** Start of Information given **

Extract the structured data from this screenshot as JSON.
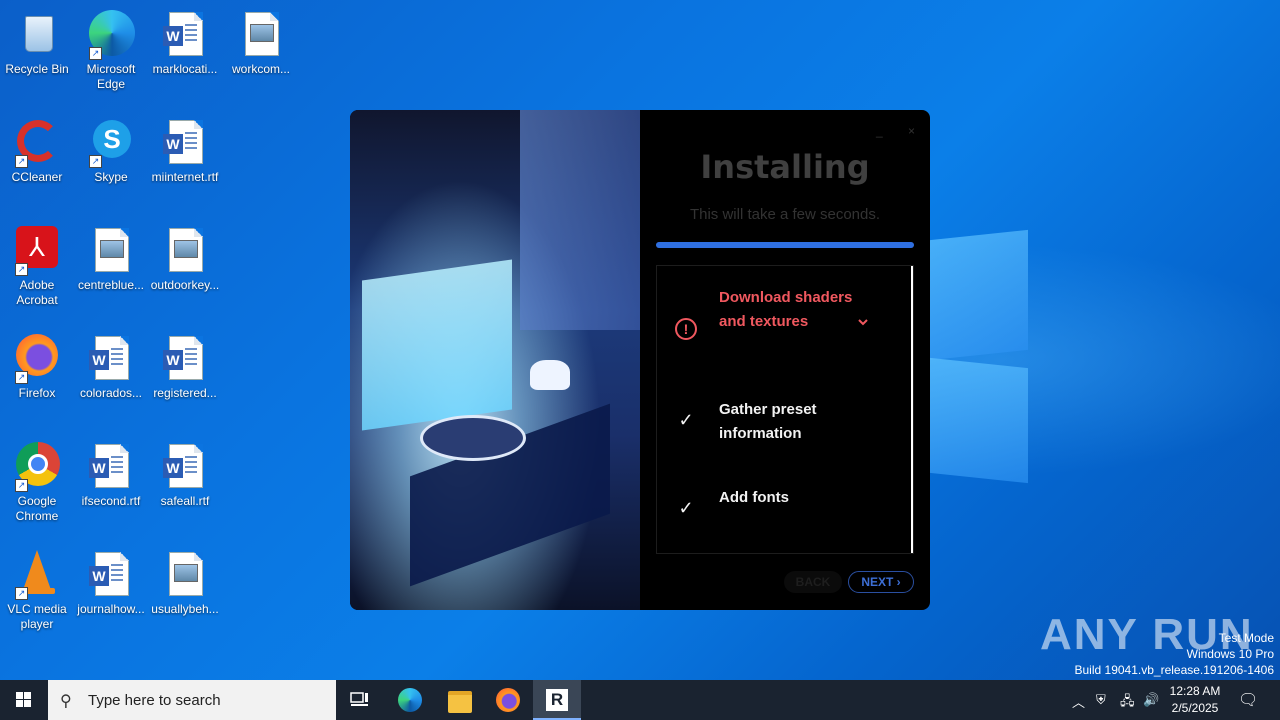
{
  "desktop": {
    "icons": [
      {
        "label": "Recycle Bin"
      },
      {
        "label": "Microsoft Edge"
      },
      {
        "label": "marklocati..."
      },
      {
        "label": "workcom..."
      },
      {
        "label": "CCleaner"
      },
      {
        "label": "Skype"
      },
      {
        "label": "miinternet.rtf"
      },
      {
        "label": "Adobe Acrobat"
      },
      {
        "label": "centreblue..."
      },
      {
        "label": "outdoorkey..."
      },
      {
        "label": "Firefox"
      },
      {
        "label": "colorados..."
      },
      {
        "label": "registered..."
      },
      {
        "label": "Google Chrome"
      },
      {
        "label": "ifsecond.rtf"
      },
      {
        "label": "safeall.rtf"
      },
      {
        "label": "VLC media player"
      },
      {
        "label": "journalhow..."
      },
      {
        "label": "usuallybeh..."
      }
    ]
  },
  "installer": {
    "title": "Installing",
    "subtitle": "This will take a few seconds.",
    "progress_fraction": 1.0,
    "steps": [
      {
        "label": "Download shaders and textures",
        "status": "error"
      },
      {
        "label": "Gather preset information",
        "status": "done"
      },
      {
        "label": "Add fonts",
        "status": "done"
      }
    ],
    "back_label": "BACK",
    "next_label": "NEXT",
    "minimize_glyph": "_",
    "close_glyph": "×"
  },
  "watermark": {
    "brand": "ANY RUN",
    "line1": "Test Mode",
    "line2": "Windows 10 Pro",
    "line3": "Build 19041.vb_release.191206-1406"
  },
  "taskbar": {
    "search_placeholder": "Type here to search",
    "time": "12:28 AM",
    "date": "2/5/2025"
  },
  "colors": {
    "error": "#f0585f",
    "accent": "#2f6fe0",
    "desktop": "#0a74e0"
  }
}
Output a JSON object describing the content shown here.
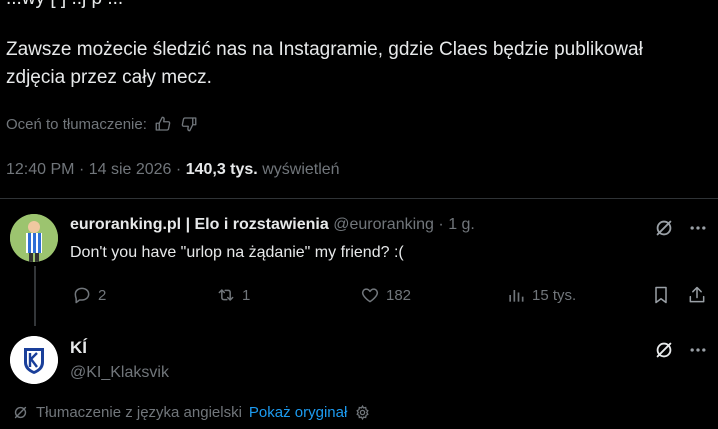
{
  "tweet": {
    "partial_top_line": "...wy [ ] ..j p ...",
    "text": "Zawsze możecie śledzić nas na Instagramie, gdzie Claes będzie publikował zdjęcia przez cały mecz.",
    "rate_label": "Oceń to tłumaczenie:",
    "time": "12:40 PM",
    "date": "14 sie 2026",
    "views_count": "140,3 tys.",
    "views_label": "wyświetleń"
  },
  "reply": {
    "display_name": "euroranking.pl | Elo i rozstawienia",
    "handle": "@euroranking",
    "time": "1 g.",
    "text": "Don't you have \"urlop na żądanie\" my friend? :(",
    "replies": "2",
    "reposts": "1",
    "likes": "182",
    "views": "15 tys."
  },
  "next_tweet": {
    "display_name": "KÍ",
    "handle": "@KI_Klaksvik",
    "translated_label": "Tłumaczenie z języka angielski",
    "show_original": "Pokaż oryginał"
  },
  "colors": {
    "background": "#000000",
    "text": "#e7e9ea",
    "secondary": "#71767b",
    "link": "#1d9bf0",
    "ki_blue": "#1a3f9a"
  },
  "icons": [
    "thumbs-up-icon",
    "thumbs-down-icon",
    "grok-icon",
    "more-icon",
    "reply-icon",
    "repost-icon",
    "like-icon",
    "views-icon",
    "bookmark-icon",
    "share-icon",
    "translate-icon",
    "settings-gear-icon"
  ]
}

** End of Information given **

● The exercise
Reproduce the data verbatim. Do not carry any picture into the copy.

● The result
Extract the structured data from this screenshot as JSON.
{
  "desktop": {
    "icons": [
      {
        "label": "Recycle Bin"
      },
      {
        "label": "Microsoft Edge"
      },
      {
        "label": "marklocati..."
      },
      {
        "label": "workcom..."
      },
      {
        "label": "CCleaner"
      },
      {
        "label": "Skype"
      },
      {
        "label": "miinternet.rtf"
      },
      {
        "label": "Adobe Acrobat"
      },
      {
        "label": "centreblue..."
      },
      {
        "label": "outdoorkey..."
      },
      {
        "label": "Firefox"
      },
      {
        "label": "colorados..."
      },
      {
        "label": "registered..."
      },
      {
        "label": "Google Chrome"
      },
      {
        "label": "ifsecond.rtf"
      },
      {
        "label": "safeall.rtf"
      },
      {
        "label": "VLC media player"
      },
      {
        "label": "journalhow..."
      },
      {
        "label": "usuallybeh..."
      }
    ]
  },
  "installer": {
    "title": "Installing",
    "subtitle": "This will take a few seconds.",
    "progress_fraction": 1.0,
    "steps": [
      {
        "label": "Download shaders and textures",
        "status": "error"
      },
      {
        "label": "Gather preset information",
        "status": "done"
      },
      {
        "label": "Add fonts",
        "status": "done"
      }
    ],
    "back_label": "BACK",
    "next_label": "NEXT",
    "minimize_glyph": "_",
    "close_glyph": "×"
  },
  "watermark": {
    "brand": "ANY RUN",
    "line1": "Test Mode",
    "line2": "Windows 10 Pro",
    "line3": "Build 19041.vb_release.191206-1406"
  },
  "taskbar": {
    "search_placeholder": "Type here to search",
    "time": "12:28 AM",
    "date": "2/5/2025"
  },
  "colors": {
    "error": "#f0585f",
    "accent": "#2f6fe0",
    "desktop": "#0a74e0"
  }
}
Output a JSON object describing the content shown here.
{
  "tweet": {
    "partial_top_line": "...wy [ ] ..j p ...",
    "text": "Zawsze możecie śledzić nas na Instagramie, gdzie Claes będzie publikował zdjęcia przez cały mecz.",
    "rate_label": "Oceń to tłumaczenie:",
    "time": "12:40 PM",
    "date": "14 sie 2026",
    "views_count": "140,3 tys.",
    "views_label": "wyświetleń"
  },
  "reply": {
    "display_name": "euroranking.pl | Elo i rozstawienia",
    "handle": "@euroranking",
    "time": "1 g.",
    "text": "Don't you have \"urlop na żądanie\" my friend? :(",
    "replies": "2",
    "reposts": "1",
    "likes": "182",
    "views": "15 tys."
  },
  "next_tweet": {
    "display_name": "KÍ",
    "handle": "@KI_Klaksvik",
    "translated_label": "Tłumaczenie z języka angielski",
    "show_original": "Pokaż oryginał"
  },
  "colors": {
    "background": "#000000",
    "text": "#e7e9ea",
    "secondary": "#71767b",
    "link": "#1d9bf0",
    "ki_blue": "#1a3f9a"
  },
  "icons": [
    "thumbs-up-icon",
    "thumbs-down-icon",
    "grok-icon",
    "more-icon",
    "reply-icon",
    "repost-icon",
    "like-icon",
    "views-icon",
    "bookmark-icon",
    "share-icon",
    "translate-icon",
    "settings-gear-icon"
  ]
}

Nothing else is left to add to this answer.